TEXTO PARA ANALIZAR:
..........

La gran esperanza es que en Mestalla salga la versión buena, porque la del Calderón fue para olvidar. Comparto cada muestra de indignación salida de cualquier aficionado blanquinegro después de lo visto anoche, pero queda la vuelta y este equipo es tan esquizofrénico que puede pasar, porque ha pasado. Está difícil porque sospecho que la confianza será muy poca, no me extraña, pues la cotización de este equipo está peor que la prima de riesgo. Sin embargo, rendirse sería ir contra los principios fundacionales del valencianismo. Tampoco sería bueno dejar el campo vacío o que sólo se escuchará a los atléticos.
Intervención
Estaría bien que el técnico mostrara algún resquicio de mentalidad ganadora, aunque para ello tenga que renunciar a su arrogancia. En caso contrario, sólo queda la intervención para que deje de tomarnos el pelo. Si muchos empiezan a entender que una autoridad financiera superior asuma el control ante el despilfarro, Llorente debe estar preparado para que alguien tome el mando el próximo jueves del Valencia e intente darle la vuelta a la eliminatoria.
Revolución
Es imposible cambiar las piezas averiadas de esta plantilla en una semana, pero es evidente que se necesitan otros jugadores para conseguir la gesta, a aquellos que no les tiemblen las piernas. Cuando más se esperaba de ellos, han defraudado. La defensa es una tragedia y el sistema para echarse a llorar y no parar. Se puede jugar de otra manera y con más cabeza.
Podemos
Con un 2-0 en Mestalla el Valencia estará en la final. Pero hay que creérselo, salir con actitud y aptitud. Hay días y horas para rectificar. Manos a la obra.

..........

TAREAS:
1. Responde, según el texto sobre el Valencia:
(a) ¿Con qué se compara la cotización del equipo?
(b) ¿Qué resultado en Mestalla llevaría al Valencia a la final?
(c) ¿Qué día se menciona para que alguien tome el mando del Valencia?
2. Traduce al inglés esta oración del texto sobre el Valencia: "La defensa es una tragedia y el sistema para echarse a llorar y no parar."
3. Devuelve, por favor, sin cambios el fragmento del texto sobre el Valencia que comienza con "La gran esperanza" y continúa hasta "a los atléticos.".

..........

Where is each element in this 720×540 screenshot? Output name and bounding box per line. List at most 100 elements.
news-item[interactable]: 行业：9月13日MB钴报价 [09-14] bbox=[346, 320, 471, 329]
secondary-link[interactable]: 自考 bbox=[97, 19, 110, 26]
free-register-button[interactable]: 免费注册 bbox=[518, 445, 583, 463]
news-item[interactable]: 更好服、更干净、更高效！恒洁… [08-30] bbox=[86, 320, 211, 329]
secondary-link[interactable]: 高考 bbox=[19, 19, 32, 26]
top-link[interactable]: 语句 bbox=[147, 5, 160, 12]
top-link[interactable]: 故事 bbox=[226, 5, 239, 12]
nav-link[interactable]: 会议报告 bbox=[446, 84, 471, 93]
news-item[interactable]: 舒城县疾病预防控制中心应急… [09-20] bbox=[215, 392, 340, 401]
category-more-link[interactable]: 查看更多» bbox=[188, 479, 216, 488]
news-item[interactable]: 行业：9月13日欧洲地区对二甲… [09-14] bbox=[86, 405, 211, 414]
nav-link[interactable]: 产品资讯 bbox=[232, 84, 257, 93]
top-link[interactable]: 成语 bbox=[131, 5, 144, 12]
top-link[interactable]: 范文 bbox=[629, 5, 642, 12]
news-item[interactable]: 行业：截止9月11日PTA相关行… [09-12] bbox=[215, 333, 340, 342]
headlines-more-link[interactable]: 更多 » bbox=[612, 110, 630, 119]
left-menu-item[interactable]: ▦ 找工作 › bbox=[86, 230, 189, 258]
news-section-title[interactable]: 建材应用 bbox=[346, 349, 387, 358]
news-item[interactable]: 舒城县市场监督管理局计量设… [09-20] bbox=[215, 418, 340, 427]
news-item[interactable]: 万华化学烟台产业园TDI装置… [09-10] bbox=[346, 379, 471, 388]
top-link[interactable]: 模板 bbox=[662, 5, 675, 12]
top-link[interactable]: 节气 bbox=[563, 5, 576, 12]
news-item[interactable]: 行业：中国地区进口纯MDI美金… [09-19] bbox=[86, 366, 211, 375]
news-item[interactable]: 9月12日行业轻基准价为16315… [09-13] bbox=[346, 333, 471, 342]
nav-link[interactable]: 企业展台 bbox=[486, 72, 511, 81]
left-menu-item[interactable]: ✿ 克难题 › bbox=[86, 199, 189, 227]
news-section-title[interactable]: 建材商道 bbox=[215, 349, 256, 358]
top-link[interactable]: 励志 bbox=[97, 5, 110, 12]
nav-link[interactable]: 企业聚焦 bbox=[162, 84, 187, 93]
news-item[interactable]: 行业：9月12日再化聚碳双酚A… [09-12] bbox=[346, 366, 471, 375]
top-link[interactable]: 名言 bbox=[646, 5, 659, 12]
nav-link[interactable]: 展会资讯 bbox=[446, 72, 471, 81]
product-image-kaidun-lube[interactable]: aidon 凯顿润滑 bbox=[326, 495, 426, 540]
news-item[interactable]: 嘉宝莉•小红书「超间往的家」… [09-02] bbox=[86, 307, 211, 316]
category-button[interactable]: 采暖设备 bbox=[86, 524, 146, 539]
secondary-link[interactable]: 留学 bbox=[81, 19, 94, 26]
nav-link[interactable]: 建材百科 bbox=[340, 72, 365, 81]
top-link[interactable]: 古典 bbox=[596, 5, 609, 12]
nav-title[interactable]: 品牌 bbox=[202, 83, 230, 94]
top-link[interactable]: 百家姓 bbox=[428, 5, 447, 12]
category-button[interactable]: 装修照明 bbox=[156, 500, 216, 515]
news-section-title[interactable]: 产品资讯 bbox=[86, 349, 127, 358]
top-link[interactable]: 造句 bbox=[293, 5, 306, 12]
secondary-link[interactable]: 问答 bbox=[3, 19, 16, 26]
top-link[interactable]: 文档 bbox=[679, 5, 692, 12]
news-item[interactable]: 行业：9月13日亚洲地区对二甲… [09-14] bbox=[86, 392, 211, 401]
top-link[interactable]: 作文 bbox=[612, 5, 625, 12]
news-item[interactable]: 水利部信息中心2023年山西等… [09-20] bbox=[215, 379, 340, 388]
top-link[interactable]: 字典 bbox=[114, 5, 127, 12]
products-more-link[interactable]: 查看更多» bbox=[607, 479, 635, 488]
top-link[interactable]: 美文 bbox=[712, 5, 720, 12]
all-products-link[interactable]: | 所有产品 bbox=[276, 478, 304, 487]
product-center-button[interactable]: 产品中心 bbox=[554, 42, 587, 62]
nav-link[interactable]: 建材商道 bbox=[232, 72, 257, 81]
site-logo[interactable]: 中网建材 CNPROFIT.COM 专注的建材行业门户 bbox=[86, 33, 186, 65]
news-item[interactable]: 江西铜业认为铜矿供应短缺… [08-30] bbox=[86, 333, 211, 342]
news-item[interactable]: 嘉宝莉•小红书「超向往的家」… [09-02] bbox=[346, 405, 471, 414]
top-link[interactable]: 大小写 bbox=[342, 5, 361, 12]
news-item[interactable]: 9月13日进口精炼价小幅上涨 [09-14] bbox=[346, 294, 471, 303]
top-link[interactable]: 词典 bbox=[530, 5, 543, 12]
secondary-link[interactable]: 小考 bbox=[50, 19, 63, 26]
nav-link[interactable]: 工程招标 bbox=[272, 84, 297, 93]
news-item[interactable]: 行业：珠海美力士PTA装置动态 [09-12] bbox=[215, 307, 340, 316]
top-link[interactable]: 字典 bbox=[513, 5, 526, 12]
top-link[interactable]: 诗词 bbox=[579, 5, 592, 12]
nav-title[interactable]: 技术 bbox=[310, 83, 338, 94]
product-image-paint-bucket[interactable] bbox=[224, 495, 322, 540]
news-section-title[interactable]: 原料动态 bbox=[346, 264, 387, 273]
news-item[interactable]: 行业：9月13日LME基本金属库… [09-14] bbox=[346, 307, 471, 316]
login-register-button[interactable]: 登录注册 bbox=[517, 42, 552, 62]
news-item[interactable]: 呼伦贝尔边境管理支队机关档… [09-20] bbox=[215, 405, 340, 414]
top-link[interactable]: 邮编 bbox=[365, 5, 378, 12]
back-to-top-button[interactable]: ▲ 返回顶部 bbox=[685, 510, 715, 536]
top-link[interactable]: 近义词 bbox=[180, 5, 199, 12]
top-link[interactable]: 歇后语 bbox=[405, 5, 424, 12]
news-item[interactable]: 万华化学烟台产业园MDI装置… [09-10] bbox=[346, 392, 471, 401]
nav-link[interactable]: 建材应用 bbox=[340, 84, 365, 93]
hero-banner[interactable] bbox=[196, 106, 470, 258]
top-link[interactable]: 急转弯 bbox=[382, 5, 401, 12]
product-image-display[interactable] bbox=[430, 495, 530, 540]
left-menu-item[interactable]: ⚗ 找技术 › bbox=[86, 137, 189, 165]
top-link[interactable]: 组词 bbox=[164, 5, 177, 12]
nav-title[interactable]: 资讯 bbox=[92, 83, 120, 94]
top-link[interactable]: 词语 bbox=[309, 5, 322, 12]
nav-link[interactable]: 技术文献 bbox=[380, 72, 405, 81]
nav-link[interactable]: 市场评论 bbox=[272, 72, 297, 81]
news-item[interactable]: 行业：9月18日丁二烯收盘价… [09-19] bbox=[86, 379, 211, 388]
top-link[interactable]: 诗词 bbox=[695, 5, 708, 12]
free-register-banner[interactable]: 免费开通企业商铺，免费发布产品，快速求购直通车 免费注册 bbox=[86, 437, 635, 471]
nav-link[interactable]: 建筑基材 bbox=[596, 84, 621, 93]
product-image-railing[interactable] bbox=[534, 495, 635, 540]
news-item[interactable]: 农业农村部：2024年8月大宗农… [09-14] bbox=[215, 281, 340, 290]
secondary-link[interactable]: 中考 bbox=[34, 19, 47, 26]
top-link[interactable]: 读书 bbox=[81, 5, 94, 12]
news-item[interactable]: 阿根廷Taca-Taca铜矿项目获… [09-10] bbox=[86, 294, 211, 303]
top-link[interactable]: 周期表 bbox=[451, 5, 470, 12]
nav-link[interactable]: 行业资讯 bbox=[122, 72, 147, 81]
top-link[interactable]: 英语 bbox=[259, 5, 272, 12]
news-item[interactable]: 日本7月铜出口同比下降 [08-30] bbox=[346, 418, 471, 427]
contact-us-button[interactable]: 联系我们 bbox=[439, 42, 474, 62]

..........

RESPUESTAS:
1.
(a) Con la prima de riesgo.
(b) Un 2-0.
(c) El próximo jueves.

2. The defense is a tragedy, and the system is enough to make you burst into tears and never stop.

3.
La gran esperanza es que en Mestalla salga la versión buena, porque la del Calderón fue para olvidar. Comparto cada muestra de indignación salida de cualquier aficionado blanquinegro después de lo visto anoche, pero queda la vuelta y este equipo es tan esquizofrénico que puede pasar, porque ha pasado. Está difícil porque sospecho que la confianza será muy poca, no me extraña, pues la cotización de este equipo está peor que la prima de riesgo. Sin embargo, rendirse sería ir contra los principios fundacionales del valencianismo. Tampoco sería bueno dejar el campo vacío o que sólo se escuchará a los atléticos.